GIVEN TASK: Reproduce the stretch of rows from the one containing "- point: [643, 659, 658, 673]" through the one containing "- x-axis-title: Network", both ends included, without changing a character.

SOURCE DATA:
········

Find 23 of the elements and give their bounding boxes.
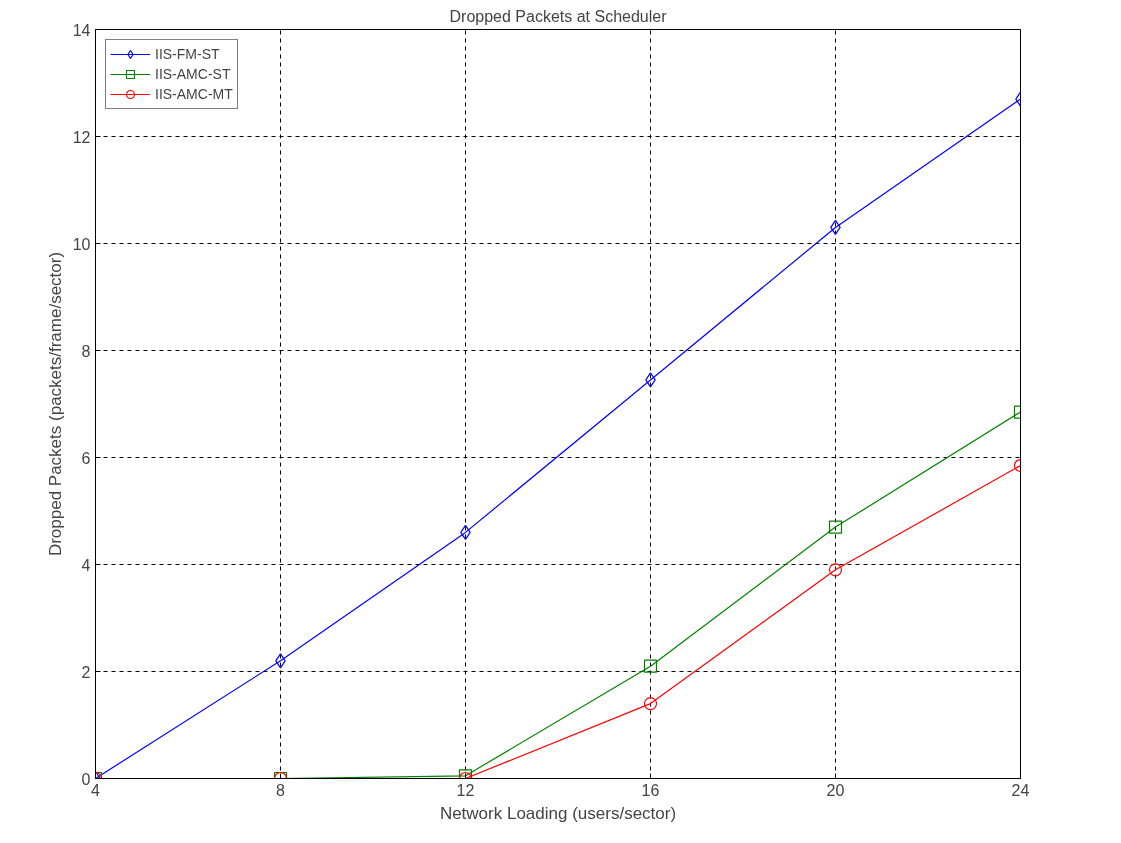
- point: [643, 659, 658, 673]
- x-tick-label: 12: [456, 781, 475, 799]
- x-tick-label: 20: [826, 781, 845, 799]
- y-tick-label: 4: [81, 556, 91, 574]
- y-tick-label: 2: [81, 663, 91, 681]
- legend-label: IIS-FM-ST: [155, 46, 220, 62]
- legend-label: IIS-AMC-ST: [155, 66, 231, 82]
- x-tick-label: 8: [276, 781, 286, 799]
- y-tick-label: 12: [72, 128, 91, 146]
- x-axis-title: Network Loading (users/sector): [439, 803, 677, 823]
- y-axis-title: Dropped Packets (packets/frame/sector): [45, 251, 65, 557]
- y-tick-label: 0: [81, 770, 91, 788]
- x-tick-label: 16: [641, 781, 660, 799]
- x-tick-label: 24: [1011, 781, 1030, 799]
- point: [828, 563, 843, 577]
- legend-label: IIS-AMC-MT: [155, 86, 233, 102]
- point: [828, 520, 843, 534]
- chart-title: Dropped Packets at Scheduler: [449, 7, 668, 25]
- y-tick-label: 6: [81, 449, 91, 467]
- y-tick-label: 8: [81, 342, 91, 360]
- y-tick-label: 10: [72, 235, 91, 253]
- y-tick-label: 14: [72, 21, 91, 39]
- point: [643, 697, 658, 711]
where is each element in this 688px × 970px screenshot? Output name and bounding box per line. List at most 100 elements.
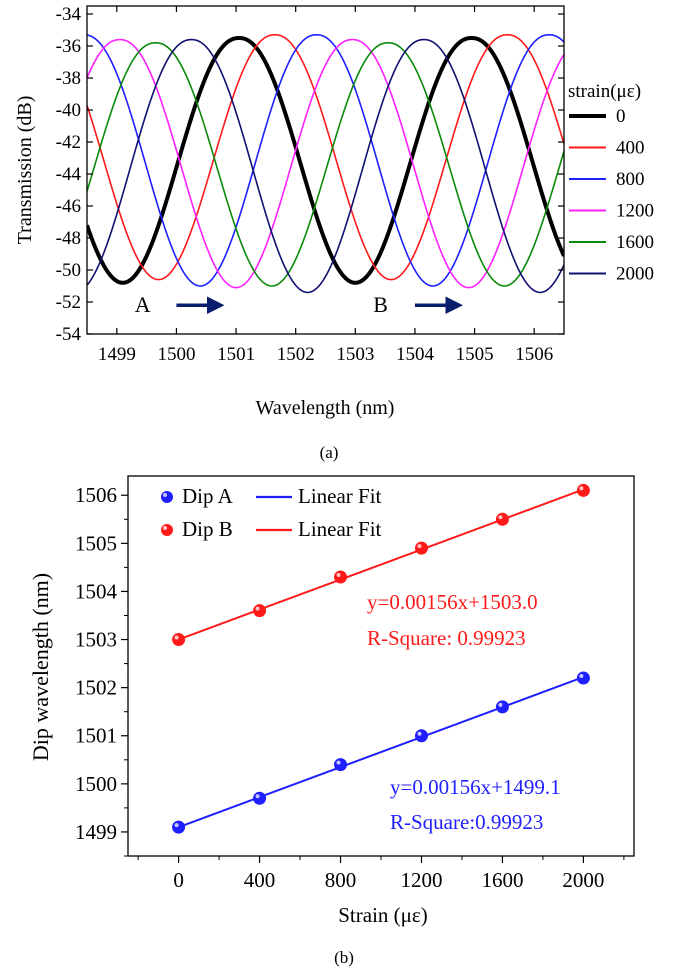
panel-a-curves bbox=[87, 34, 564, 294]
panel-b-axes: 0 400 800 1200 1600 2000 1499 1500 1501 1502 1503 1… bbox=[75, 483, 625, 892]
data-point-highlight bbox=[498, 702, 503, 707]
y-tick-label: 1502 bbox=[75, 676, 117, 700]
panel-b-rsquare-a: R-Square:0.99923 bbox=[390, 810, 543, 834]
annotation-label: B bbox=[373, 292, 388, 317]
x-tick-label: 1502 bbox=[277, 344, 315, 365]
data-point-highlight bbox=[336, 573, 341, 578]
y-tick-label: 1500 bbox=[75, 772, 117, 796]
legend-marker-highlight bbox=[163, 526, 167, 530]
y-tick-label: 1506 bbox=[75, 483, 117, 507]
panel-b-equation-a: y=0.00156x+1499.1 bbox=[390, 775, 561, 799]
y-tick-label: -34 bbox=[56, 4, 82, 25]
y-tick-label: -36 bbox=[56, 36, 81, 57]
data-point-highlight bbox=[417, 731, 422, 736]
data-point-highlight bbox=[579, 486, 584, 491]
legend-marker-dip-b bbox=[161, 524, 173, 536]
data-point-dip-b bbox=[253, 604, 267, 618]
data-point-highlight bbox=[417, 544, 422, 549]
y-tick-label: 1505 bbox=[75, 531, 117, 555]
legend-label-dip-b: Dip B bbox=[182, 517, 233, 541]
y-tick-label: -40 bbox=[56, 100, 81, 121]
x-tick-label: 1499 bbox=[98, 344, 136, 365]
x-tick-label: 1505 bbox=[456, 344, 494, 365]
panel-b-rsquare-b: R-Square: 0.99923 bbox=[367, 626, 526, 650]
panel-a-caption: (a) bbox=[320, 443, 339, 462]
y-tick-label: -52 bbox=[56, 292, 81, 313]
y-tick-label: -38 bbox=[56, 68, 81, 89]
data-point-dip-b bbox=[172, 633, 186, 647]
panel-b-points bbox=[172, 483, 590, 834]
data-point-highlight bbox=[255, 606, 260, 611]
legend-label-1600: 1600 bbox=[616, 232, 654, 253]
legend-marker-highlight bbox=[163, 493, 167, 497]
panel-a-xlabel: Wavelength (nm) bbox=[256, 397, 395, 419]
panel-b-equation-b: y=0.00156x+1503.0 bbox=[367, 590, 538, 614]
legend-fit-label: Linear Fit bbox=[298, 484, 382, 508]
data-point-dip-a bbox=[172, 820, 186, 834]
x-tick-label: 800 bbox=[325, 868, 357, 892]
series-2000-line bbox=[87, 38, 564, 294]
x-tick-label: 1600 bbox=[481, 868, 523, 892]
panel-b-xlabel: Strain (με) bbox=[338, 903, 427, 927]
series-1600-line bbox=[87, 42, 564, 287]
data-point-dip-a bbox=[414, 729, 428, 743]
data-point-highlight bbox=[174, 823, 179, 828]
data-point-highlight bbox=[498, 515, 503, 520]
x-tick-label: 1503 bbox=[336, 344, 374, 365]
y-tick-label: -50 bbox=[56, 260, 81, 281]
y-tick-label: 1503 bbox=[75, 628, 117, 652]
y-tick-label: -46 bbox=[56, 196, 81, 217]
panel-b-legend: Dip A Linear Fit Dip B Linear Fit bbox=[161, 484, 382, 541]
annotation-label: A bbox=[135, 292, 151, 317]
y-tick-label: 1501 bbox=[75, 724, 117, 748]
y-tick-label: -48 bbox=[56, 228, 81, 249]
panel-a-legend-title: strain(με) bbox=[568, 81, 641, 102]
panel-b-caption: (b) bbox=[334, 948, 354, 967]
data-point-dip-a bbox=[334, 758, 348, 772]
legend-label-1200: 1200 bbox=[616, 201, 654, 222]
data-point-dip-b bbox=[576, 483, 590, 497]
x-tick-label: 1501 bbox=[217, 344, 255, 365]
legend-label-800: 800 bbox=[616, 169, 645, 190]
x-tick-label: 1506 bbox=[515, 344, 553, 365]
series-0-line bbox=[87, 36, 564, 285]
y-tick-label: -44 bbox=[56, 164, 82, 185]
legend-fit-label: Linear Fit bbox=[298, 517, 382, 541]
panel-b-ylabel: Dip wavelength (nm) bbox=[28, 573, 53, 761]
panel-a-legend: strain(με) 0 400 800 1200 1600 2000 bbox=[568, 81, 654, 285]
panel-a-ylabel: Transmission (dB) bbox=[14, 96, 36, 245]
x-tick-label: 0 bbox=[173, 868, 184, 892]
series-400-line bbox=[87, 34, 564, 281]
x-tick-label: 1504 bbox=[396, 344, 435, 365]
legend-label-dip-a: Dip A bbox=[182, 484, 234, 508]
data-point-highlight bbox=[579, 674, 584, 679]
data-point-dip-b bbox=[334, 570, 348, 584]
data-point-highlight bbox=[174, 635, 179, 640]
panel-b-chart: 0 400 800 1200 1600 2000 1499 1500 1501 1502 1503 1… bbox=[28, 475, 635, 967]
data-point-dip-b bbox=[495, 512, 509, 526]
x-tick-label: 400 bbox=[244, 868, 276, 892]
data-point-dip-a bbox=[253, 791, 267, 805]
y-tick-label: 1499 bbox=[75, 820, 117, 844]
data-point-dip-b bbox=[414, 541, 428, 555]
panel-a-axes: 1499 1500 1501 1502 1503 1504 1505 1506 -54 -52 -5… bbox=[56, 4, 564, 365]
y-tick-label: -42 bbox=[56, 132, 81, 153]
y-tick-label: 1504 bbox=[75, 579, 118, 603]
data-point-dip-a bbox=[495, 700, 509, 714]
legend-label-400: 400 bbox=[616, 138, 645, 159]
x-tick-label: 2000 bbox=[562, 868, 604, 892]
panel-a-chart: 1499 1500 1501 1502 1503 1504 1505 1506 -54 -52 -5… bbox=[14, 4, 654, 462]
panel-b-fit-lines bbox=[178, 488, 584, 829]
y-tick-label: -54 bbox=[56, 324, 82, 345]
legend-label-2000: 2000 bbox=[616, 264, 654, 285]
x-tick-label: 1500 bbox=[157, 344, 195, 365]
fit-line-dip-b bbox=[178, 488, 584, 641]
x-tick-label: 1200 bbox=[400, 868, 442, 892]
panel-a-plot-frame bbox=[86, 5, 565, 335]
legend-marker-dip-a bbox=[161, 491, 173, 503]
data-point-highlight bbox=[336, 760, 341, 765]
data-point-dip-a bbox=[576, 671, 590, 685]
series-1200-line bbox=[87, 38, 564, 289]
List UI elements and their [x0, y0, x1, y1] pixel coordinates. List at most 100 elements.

········

SOLUTION FOR THIS EXERCISE:
- point: [643, 659, 658, 673]
- x-tick-label: 12: [456, 781, 475, 799]
- x-tick-label: 20: [826, 781, 845, 799]
- y-tick-label: 4: [81, 556, 91, 574]
- y-tick-label: 2: [81, 663, 91, 681]
- legend-label: IIS-FM-ST: [155, 46, 220, 62]
- legend-label: IIS-AMC-ST: [155, 66, 231, 82]
- x-tick-label: 8: [276, 781, 286, 799]
- y-tick-label: 12: [72, 128, 91, 146]
- x-axis-title: Network Loading (users/sector): [439, 803, 677, 823]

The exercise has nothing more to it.